** START EXTRACTED INFORMATION **
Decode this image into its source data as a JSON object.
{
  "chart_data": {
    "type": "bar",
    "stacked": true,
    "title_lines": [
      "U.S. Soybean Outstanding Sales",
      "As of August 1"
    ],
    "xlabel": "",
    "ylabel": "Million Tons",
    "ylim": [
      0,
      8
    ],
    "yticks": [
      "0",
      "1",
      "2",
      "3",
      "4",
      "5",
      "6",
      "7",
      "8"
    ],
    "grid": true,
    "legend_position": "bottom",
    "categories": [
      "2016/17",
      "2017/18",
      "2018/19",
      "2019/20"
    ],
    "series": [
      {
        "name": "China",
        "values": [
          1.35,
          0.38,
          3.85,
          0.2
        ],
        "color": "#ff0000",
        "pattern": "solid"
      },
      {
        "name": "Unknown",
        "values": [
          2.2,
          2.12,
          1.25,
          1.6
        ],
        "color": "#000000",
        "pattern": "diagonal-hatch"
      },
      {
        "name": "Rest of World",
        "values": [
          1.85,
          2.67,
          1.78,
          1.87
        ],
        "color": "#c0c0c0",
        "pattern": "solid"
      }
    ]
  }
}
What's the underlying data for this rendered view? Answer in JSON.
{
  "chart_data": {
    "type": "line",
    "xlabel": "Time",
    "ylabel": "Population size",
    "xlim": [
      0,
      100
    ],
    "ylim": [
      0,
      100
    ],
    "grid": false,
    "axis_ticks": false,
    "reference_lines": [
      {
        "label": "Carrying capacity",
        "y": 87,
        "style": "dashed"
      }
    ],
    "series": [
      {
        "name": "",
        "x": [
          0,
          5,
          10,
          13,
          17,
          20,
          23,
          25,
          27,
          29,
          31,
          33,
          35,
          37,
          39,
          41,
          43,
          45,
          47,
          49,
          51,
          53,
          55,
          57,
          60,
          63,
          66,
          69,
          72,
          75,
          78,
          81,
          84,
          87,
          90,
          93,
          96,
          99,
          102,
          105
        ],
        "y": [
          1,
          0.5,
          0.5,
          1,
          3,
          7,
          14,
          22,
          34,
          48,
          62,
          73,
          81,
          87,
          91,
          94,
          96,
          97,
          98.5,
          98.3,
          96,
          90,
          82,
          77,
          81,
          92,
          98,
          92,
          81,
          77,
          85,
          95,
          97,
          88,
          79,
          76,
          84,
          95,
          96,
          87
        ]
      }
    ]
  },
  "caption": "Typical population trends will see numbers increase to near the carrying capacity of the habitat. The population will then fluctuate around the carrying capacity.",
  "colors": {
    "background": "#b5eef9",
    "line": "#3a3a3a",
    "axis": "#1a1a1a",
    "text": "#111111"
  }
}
** END EXTRACTED INFORMATION **
TASK TO COMPLETE >> Give back the whole listing exactly as it reads.

COMPLETE OUTPUT >>
Decode this image into its source data as a JSON object.
{
  "chart_data": {
    "type": "bar",
    "stacked": true,
    "title_lines": [
      "U.S. Soybean Outstanding Sales",
      "As of August 1"
    ],
    "xlabel": "",
    "ylabel": "Million Tons",
    "ylim": [
      0,
      8
    ],
    "yticks": [
      "0",
      "1",
      "2",
      "3",
      "4",
      "5",
      "6",
      "7",
      "8"
    ],
    "grid": true,
    "legend_position": "bottom",
    "categories": [
      "2016/17",
      "2017/18",
      "2018/19",
      "2019/20"
    ],
    "series": [
      {
        "name": "China",
        "values": [
          1.35,
          0.38,
          3.85,
          0.2
        ],
        "color": "#ff0000",
        "pattern": "solid"
      },
      {
        "name": "Unknown",
        "values": [
          2.2,
          2.12,
          1.25,
          1.6
        ],
        "color": "#000000",
        "pattern": "diagonal-hatch"
      },
      {
        "name": "Rest of World",
        "values": [
          1.85,
          2.67,
          1.78,
          1.87
        ],
        "color": "#c0c0c0",
        "pattern": "solid"
      }
    ]
  }
}
What's the underlying data for this rendered view? Answer in JSON.
{
  "chart_data": {
    "type": "line",
    "xlabel": "Time",
    "ylabel": "Population size",
    "xlim": [
      0,
      100
    ],
    "ylim": [
      0,
      100
    ],
    "grid": false,
    "axis_ticks": false,
    "reference_lines": [
      {
        "label": "Carrying capacity",
        "y": 87,
        "style": "dashed"
      }
    ],
    "series": [
      {
        "name": "",
        "x": [
          0,
          5,
          10,
          13,
          17,
          20,
          23,
          25,
          27,
          29,
          31,
          33,
          35,
          37,
          39,
          41,
          43,
          45,
          47,
          49,
          51,
          53,
          55,
          57,
          60,
          63,
          66,
          69,
          72,
          75,
          78,
          81,
          84,
          87,
          90,
          93,
          96,
          99,
          102,
          105
        ],
        "y": [
          1,
          0.5,
          0.5,
          1,
          3,
          7,
          14,
          22,
          34,
          48,
          62,
          73,
          81,
          87,
          91,
          94,
          96,
          97,
          98.5,
          98.3,
          96,
          90,
          82,
          77,
          81,
          92,
          98,
          92,
          81,
          77,
          85,
          95,
          97,
          88,
          79,
          76,
          84,
          95,
          96,
          87
        ]
      }
    ]
  },
  "caption": "Typical population trends will see numbers increase to near the carrying capacity of the habitat. The population will then fluctuate around the carrying capacity.",
  "colors": {
    "background": "#b5eef9",
    "line": "#3a3a3a",
    "axis": "#1a1a1a",
    "text": "#111111"
  }
}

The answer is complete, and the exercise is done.